§ EXERCISE DETAILS
Retype, word for word, the line containing "What does this" and every line after it to the end. Skip pictures.

§ DATA IN THIS EXERCISE
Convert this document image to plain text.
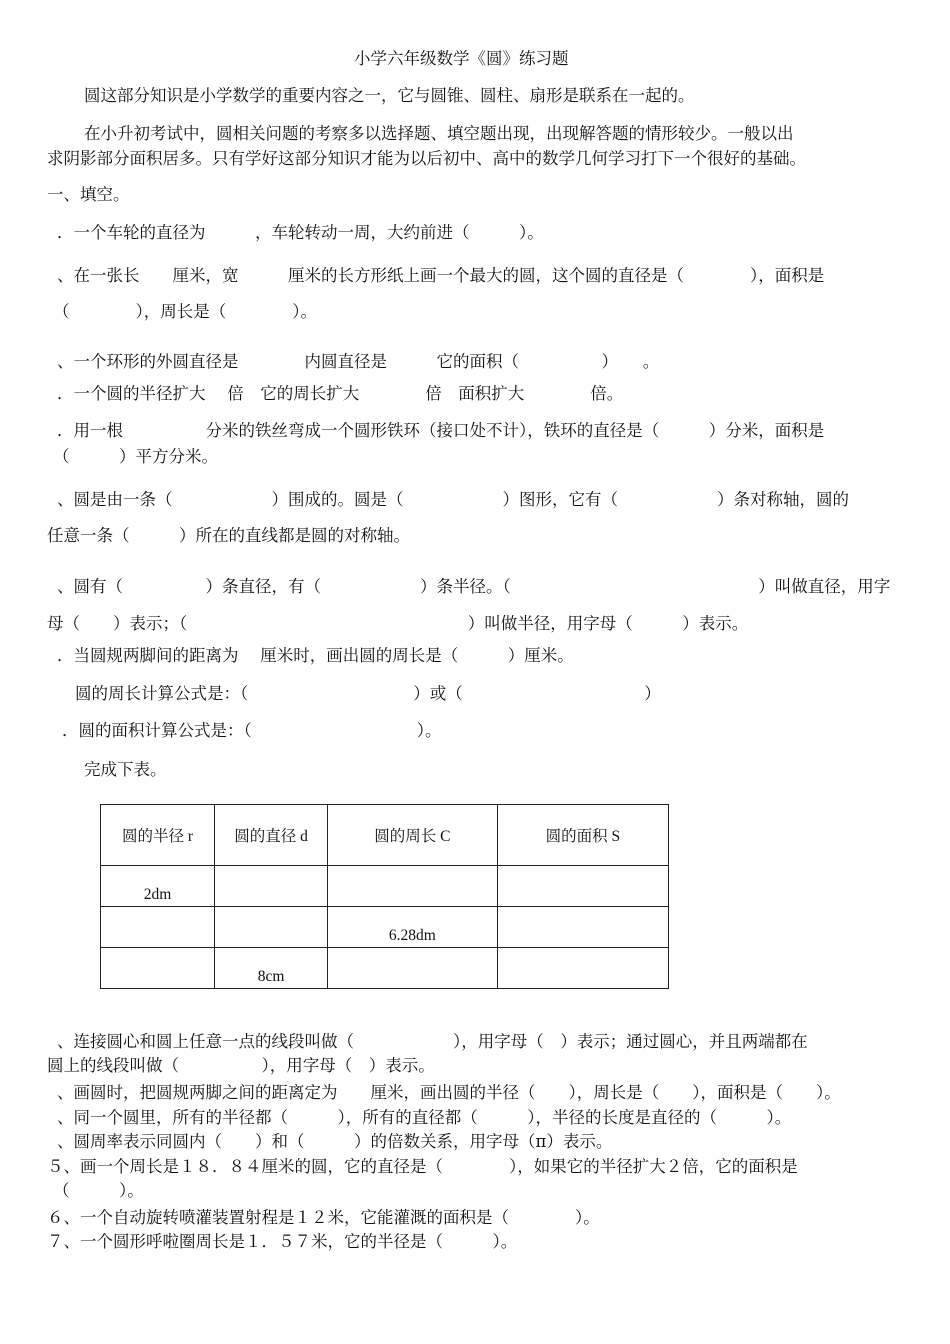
小学六年级数学《圆》练习题
圆这部分知识是小学数学的重要内容之一，它与圆锥、圆柱、扇形是联系在一起的。
在小升初考试中，圆相关问题的考察多以选择题、填空题出现，出现解答题的情形较少。一般以出
求阴影部分面积居多。只有学好这部分知识才能为以后初中、高中的数学几何学习打下一个很好的基础。
一、填空。
．一个车轮的直径为　　　，车轮转动一周，大约前进（　　　）。
、在一张长　　厘米，宽　　　厘米的长方形纸上画一个最大的圆，这个圆的直径是（　　　　），面积是
（　　　　），周长是（　　　　）。
、一个环形的外圆直径是　　　　内圆直径是　　　它的面积（　　　　　）　　。
．一个圆的半径扩大　 倍　它的周长扩大　　　　倍　面积扩大　　　　倍。
．用一根　　　　　分米的铁丝弯成一个圆形铁环（接口处不计），铁环的直径是（　　　）分米，面积是
（　　　）平方分米。
、圆是由一条（　　　　　　）围成的。圆是（　　　　　　）图形，它有（　　　　　　）条对称轴，圆的
任意一条（　　　）所在的直线都是圆的对称轴。
、圆有（　　　　　）条直径，有（　　　　　　）条半径。（　　　　　　　　　　　　　　　）叫做直径，用字
母（　　）表示；（　　　　　　　　　　　　　　　　　）叫做半径，用字母（　　　）表示。
．当圆规两脚间的距离为　 厘米时，画出圆的周长是（　　　）厘米。
圆的周长计算公式是：（　　　　　　　　　　）或（　　　　　　　　　　　）
．圆的面积计算公式是：（　　　　　　　　　　）。
完成下表。
圆的半径 r	圆的直径 d	圆的周长 C	圆的面积 S
2dm			
		6.28dm	
	8cm		
、连接圆心和圆上任意一点的线段叫做（　　　　　　），用字母（　）表示；通过圆心，并且两端都在
圆上的线段叫做（　　　　　），用字母（　）表示。
、画圆时，把圆规两脚之间的距离定为　　厘米，画出圆的半径（　　），周长是（　　），面积是（　　）。
、同一个圆里，所有的半径都（　　　），所有的直径都（　　　），半径的长度是直径的（　　　）。
、圆周率表示同圆内（　　）和（　　　）的倍数关系，用字母（π）表示。
５、画一个周长是１８．８４厘米的圆，它的直径是（　　　　），如果它的半径扩大２倍，它的面积是
（　　　）。
６、一个自动旋转喷灌装置射程是１２米，它能灌溉的面积是（　　　　）。
７、一个圆形呼啦圈周长是１．５７米，它的半径是（　　　）。
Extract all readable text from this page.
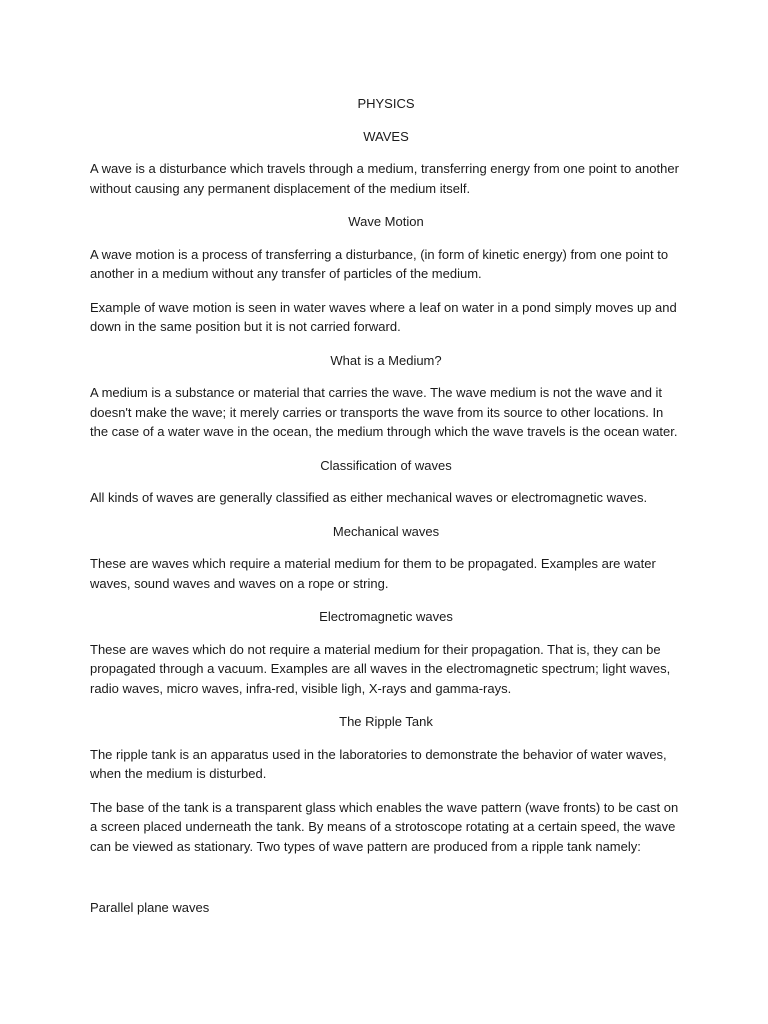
PHYSICS

WAVES

A wave is a disturbance which travels through a medium, transferring energy from one point to another without causing any permanent displacement of the medium itself.

Wave Motion

A wave motion is a process of transferring a disturbance, (in form of kinetic energy) from one point to another in a medium without any transfer of particles of the medium.

Example of wave motion is seen in water waves where a leaf on water in a pond simply moves up and down in the same position but it is not carried forward.

What is a Medium?

A medium is a substance or material that carries the wave. The wave medium is not the wave and it doesn't make the wave; it merely carries or transports the wave from its source to other locations. In the case of a water wave in the ocean, the medium through which the wave travels is the ocean water.

Classification of waves

All kinds of waves are generally classified as either mechanical waves or electromagnetic waves.

Mechanical waves

These are waves which require a material medium for them to be propagated. Examples are water waves, sound waves and waves on a rope or string.

Electromagnetic waves

These are waves which do not require a material medium for their propagation. That is, they can be propagated through a vacuum. Examples are all waves in the electromagnetic spectrum; light waves, radio waves, micro waves, infra-red, visible ligh, X-rays and gamma-rays.

The Ripple Tank

The ripple tank is an apparatus used in the laboratories to demonstrate the behavior of water waves, when the medium is disturbed.

The base of the tank is a transparent glass which enables the wave pattern (wave fronts) to be cast on a screen placed underneath the tank. By means of a strotoscope rotating at a certain speed, the wave can be viewed as stationary. Two types of wave pattern are produced from a ripple tank namely:

Parallel plane waves
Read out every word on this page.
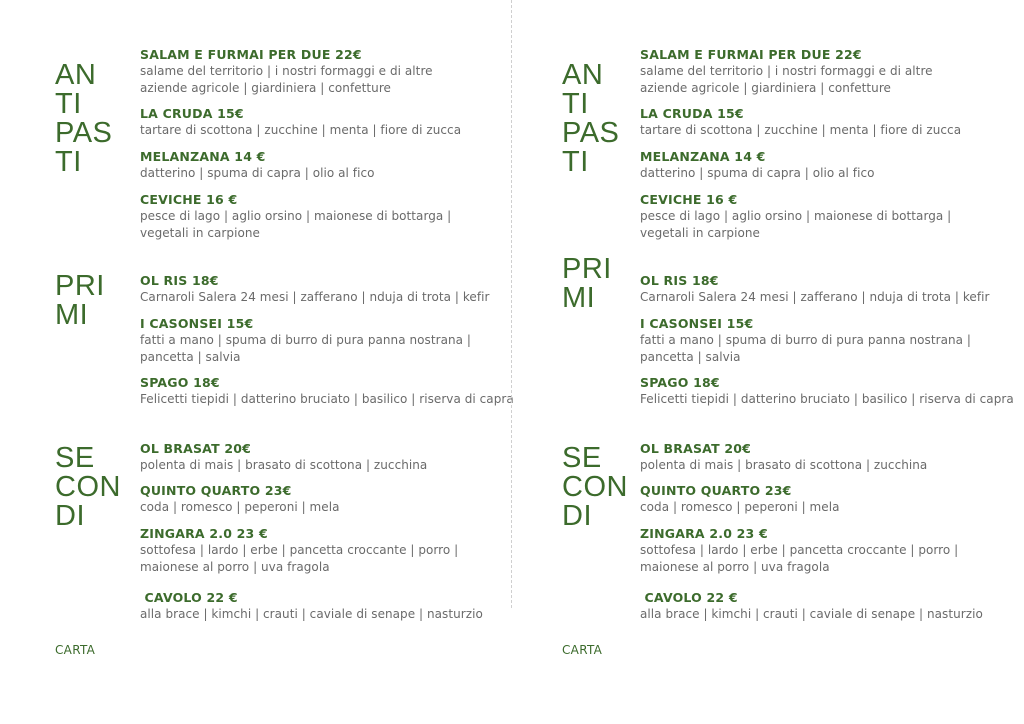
AN
TI
PAS
TI
PRI
MI
SE
CON
DI
SALAM E FURMAI PER DUE 22€
salame del territorio | i nostri formaggi e di altre
aziende agricole | giardiniera | confetture
LA CRUDA 15€
tartare di scottona | zucchine | menta | fiore di zucca
MELANZANA 14 €
datterino | spuma di capra | olio al fico
CEVICHE 16 €
pesce di lago | aglio orsino | maionese di bottarga |
vegetali in carpione
OL RIS 18€
Carnaroli Salera 24 mesi | zafferano | nduja di trota | kefir
I CASONSEI 15€
fatti a mano | spuma di burro di pura panna nostrana |
pancetta | salvia
SPAGO 18€
Felicetti tiepidi | datterino bruciato | basilico | riserva di capra
OL BRASAT 20€
polenta di mais | brasato di scottona | zucchina
QUINTO QUARTO 23€
coda | romesco | peperoni | mela
ZINGARA 2.0 23 €
sottofesa | lardo | erbe | pancetta croccante | porro |
maionese al porro | uva fragola
CAVOLO 22 €
alla brace | kimchi | crauti | caviale di senape | nasturzio
CARTA
AN
TI
PAS
TI
PRI
MI
SE
CON
DI
SALAM E FURMAI PER DUE 22€
salame del territorio | i nostri formaggi e di altre
aziende agricole | giardiniera | confetture
LA CRUDA 15€
tartare di scottona | zucchine | menta | fiore di zucca
MELANZANA 14 €
datterino | spuma di capra | olio al fico
CEVICHE 16 €
pesce di lago | aglio orsino | maionese di bottarga |
vegetali in carpione
OL RIS 18€
Carnaroli Salera 24 mesi | zafferano | nduja di trota | kefir
I CASONSEI 15€
fatti a mano | spuma di burro di pura panna nostrana |
pancetta | salvia
SPAGO 18€
Felicetti tiepidi | datterino bruciato | basilico | riserva di capra
OL BRASAT 20€
polenta di mais | brasato di scottona | zucchina
QUINTO QUARTO 23€
coda | romesco | peperoni | mela
ZINGARA 2.0 23 €
sottofesa | lardo | erbe | pancetta croccante | porro |
maionese al porro | uva fragola
CAVOLO 22 €
alla brace | kimchi | crauti | caviale di senape | nasturzio
CARTA
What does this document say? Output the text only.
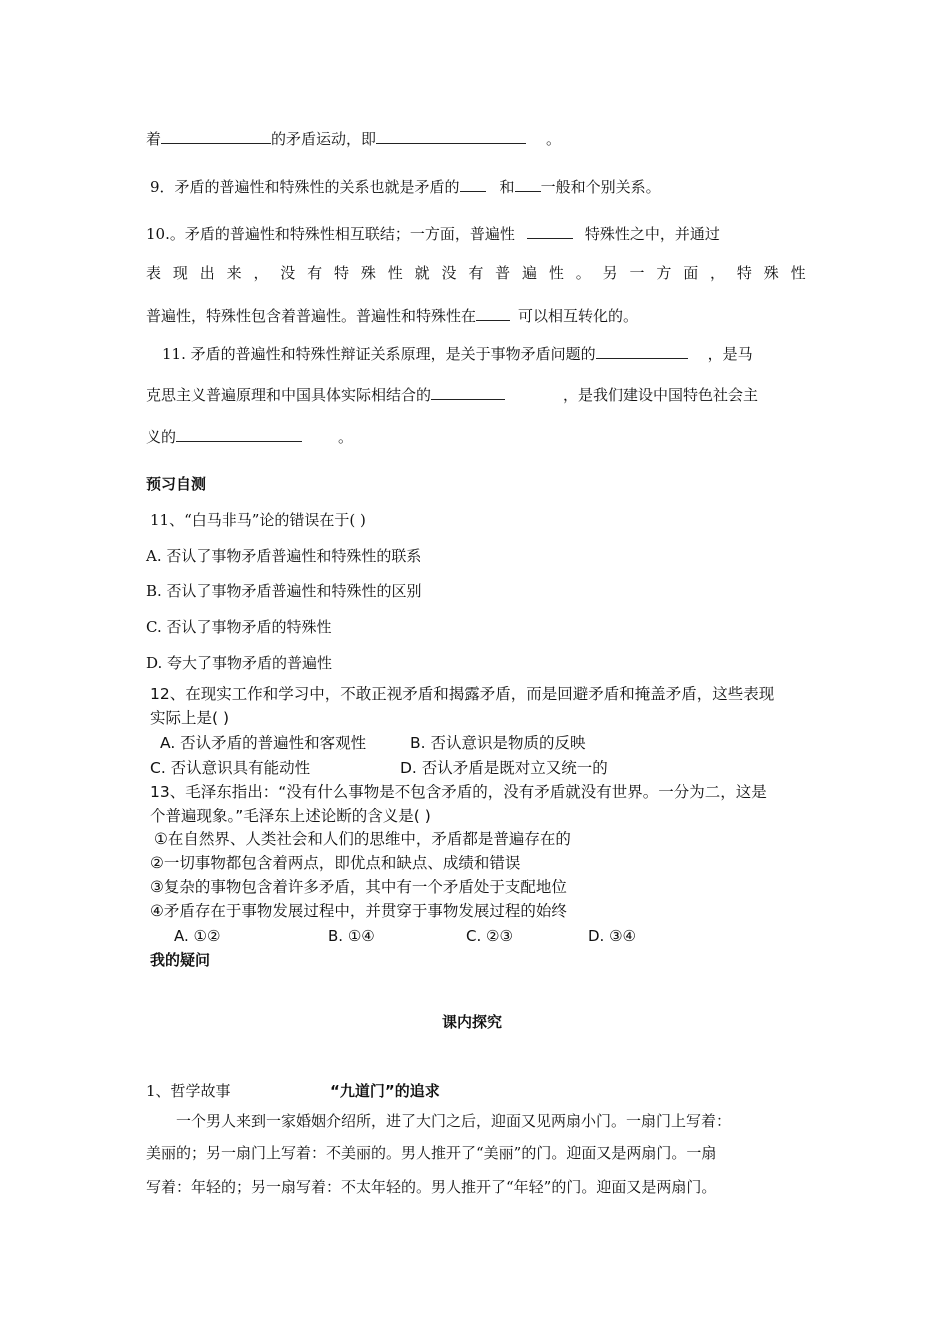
着	的矛盾运动，即	。
9．矛盾的普遍性和特殊性的关系也就是矛盾的	和 一般和个别关系。
10.。矛盾的普遍性和特殊性相互联结；一方面，普遍性	特殊性之中，并通过
表 现 出 来 ， 没 有 特 殊 性 就 没 有 普 遍 性 。 另 一 方 面 ， 特 殊 性
普遍性，特殊性包含着普遍性。普遍性和特殊性在	可以相互转化的。
11. 矛盾的普遍性和特殊性辩证关系原理，是关于事物矛盾问题的	，是马
克思主义普遍原理和中国具体实际相结合的	，是我们建设中国特色社会主
义的	。
预习自测
11、“白马非马”论的错误在于( )
A. 否认了事物矛盾普遍性和特殊性的联系
B. 否认了事物矛盾普遍性和特殊性的区别
C. 否认了事物矛盾的特殊性
D. 夸大了事物矛盾的普遍性
12、在现实工作和学习中，不敢正视矛盾和揭露矛盾，而是回避矛盾和掩盖矛盾，这些表现
实际上是( )
A. 否认矛盾的普遍性和客观性	B. 否认意识是物质的反映
C. 否认意识具有能动性	D. 否认矛盾是既对立又统一的
13、毛泽东指出：“没有什么事物是不包含矛盾的，没有矛盾就没有世界。一分为二，这是
个普遍现象。”毛泽东上述论断的含义是( )
①在自然界、人类社会和人们的思维中，矛盾都是普遍存在的
②一切事物都包含着两点，即优点和缺点、成绩和错误
③复杂的事物包含着许多矛盾，其中有一个矛盾处于支配地位
④矛盾存在于事物发展过程中，并贯穿于事物发展过程的始终
A. ①②	B. ①④	C. ②③	D. ③④
我的疑问
课内探究
1、哲学故事	“九道门”的追求
一个男人来到一家婚姻介绍所，进了大门之后，迎面又见两扇小门。一扇门上写着：
美丽的；另一扇门上写着：不美丽的。男人推开了“美丽”的门。迎面又是两扇门。一扇
写着：年轻的；另一扇写着：不太年轻的。男人推开了“年轻”的门。迎面又是两扇门。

§ THE REPLY
What does this document say? Output the text only.
着	的矛盾运动，即	。
9．矛盾的普遍性和特殊性的关系也就是矛盾的	和 一般和个别关系。
10.。矛盾的普遍性和特殊性相互联结；一方面，普遍性	特殊性之中，并通过
表 现 出 来 ， 没 有 特 殊 性 就 没 有 普 遍 性 。 另 一 方 面 ， 特 殊 性
普遍性，特殊性包含着普遍性。普遍性和特殊性在	可以相互转化的。
11. 矛盾的普遍性和特殊性辩证关系原理，是关于事物矛盾问题的	，是马
克思主义普遍原理和中国具体实际相结合的	，是我们建设中国特色社会主
义的	。
预习自测
11、“白马非马”论的错误在于( )
A. 否认了事物矛盾普遍性和特殊性的联系
B. 否认了事物矛盾普遍性和特殊性的区别
C. 否认了事物矛盾的特殊性
D. 夸大了事物矛盾的普遍性
12、在现实工作和学习中，不敢正视矛盾和揭露矛盾，而是回避矛盾和掩盖矛盾，这些表现
实际上是( )
A. 否认矛盾的普遍性和客观性	B. 否认意识是物质的反映
C. 否认意识具有能动性	D. 否认矛盾是既对立又统一的
13、毛泽东指出：“没有什么事物是不包含矛盾的，没有矛盾就没有世界。一分为二，这是
个普遍现象。”毛泽东上述论断的含义是( )
①在自然界、人类社会和人们的思维中，矛盾都是普遍存在的
②一切事物都包含着两点，即优点和缺点、成绩和错误
③复杂的事物包含着许多矛盾，其中有一个矛盾处于支配地位
④矛盾存在于事物发展过程中，并贯穿于事物发展过程的始终
A. ①②	B. ①④	C. ②③	D. ③④
我的疑问
课内探究
1、哲学故事	“九道门”的追求
一个男人来到一家婚姻介绍所，进了大门之后，迎面又见两扇小门。一扇门上写着：
美丽的；另一扇门上写着：不美丽的。男人推开了“美丽”的门。迎面又是两扇门。一扇
写着：年轻的；另一扇写着：不太年轻的。男人推开了“年轻”的门。迎面又是两扇门。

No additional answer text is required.